▶ **DIRECTIVE**
Locate the lines of the listing below that hold "Radar", then copy each of them.

■ ■ ■

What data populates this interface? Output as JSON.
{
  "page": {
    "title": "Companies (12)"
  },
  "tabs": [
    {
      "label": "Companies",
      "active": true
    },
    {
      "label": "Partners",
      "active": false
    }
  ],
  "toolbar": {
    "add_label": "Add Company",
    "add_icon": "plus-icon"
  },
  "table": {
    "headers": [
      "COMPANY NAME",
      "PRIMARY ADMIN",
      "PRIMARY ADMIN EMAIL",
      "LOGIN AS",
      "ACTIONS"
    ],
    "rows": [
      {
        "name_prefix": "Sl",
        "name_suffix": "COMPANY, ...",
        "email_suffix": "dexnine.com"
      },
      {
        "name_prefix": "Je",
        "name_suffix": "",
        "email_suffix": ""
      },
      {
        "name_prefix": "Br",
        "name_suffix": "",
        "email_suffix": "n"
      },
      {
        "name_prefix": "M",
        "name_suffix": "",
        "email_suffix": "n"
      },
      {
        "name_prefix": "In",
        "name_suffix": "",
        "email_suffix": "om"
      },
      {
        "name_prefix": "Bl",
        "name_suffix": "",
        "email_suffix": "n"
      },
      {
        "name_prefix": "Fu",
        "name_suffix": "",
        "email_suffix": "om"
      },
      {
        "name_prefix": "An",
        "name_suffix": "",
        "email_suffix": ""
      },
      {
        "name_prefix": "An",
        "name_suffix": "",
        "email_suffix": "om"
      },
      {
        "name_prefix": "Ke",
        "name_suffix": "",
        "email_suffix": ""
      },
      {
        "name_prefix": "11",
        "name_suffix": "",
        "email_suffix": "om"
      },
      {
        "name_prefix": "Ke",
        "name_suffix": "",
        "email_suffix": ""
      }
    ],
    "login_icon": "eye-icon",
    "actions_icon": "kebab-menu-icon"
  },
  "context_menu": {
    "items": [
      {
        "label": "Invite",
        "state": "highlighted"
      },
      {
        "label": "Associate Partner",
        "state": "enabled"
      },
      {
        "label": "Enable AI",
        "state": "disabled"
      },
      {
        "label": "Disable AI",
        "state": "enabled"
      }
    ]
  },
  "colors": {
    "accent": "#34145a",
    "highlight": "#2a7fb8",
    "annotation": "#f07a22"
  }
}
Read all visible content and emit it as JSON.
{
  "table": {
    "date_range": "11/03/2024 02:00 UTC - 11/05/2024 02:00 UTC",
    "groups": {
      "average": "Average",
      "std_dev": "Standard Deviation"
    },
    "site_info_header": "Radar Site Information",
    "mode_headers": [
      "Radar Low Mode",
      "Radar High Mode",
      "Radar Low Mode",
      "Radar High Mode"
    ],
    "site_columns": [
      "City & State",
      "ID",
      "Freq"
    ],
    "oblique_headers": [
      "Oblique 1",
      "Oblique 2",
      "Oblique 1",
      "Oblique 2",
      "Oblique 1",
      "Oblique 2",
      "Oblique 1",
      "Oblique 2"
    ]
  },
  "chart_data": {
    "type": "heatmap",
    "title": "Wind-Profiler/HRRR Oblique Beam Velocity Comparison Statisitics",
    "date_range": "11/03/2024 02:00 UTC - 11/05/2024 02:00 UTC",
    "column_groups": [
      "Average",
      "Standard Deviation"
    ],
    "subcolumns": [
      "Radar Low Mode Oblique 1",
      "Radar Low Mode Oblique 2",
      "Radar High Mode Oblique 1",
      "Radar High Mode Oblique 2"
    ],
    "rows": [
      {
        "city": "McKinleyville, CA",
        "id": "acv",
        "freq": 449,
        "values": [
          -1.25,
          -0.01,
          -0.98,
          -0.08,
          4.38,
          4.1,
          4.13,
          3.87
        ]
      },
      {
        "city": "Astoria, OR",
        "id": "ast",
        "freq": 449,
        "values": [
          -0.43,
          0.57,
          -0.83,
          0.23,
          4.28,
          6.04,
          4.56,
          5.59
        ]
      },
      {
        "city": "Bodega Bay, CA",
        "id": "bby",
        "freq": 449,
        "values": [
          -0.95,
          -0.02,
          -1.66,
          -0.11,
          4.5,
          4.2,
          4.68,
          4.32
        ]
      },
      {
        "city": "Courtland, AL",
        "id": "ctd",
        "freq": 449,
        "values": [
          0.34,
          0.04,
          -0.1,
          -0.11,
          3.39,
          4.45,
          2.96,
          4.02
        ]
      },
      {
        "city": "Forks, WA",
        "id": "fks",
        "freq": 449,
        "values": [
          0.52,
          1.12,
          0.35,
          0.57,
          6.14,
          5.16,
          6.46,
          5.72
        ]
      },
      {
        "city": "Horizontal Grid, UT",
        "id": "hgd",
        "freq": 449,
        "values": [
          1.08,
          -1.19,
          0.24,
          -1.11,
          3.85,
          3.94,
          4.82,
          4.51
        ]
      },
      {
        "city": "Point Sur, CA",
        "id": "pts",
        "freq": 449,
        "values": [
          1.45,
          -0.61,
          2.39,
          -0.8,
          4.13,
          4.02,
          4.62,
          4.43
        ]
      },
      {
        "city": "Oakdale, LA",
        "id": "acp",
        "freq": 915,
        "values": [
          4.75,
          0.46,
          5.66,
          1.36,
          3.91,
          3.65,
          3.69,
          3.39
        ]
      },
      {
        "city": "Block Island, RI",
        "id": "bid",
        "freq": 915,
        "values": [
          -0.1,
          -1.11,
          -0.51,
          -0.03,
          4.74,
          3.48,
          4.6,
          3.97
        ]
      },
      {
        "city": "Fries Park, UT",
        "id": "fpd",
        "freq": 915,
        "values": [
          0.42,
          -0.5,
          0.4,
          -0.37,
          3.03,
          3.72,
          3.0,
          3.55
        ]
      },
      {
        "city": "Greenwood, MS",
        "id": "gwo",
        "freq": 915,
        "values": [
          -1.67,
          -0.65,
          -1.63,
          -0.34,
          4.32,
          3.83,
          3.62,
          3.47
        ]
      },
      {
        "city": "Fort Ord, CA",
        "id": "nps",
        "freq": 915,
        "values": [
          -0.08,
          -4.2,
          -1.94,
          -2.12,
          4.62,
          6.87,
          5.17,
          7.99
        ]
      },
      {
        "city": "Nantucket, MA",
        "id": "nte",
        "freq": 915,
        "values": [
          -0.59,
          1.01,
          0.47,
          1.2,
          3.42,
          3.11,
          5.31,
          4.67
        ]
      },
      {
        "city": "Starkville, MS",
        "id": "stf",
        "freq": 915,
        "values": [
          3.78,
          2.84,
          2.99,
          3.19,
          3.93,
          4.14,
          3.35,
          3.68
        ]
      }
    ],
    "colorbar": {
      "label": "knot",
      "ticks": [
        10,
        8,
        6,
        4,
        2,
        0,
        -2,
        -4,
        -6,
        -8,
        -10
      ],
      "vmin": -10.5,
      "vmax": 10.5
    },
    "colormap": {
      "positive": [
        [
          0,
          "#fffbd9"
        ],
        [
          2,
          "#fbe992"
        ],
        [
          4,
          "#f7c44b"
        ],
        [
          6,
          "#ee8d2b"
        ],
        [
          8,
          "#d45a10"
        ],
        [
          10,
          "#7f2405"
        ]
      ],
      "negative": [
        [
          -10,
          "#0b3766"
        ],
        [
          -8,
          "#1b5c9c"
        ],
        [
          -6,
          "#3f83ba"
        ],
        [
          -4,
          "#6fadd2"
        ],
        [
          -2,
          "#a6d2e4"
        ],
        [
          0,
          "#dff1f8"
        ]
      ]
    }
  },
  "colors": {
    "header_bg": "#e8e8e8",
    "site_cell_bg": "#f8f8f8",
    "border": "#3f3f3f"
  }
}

■ ■ ■

▶ **ANSWER FOR THIS EXERCISE**
    "site_info_header": "Radar Site Information",
      "Radar Low Mode",
      "Radar High Mode",
      "Radar Low Mode",
      "Radar High Mode"
      "Radar Low Mode Oblique 1",
      "Radar Low Mode Oblique 2",
      "Radar High Mode Oblique 1",
      "Radar High Mode Oblique 2"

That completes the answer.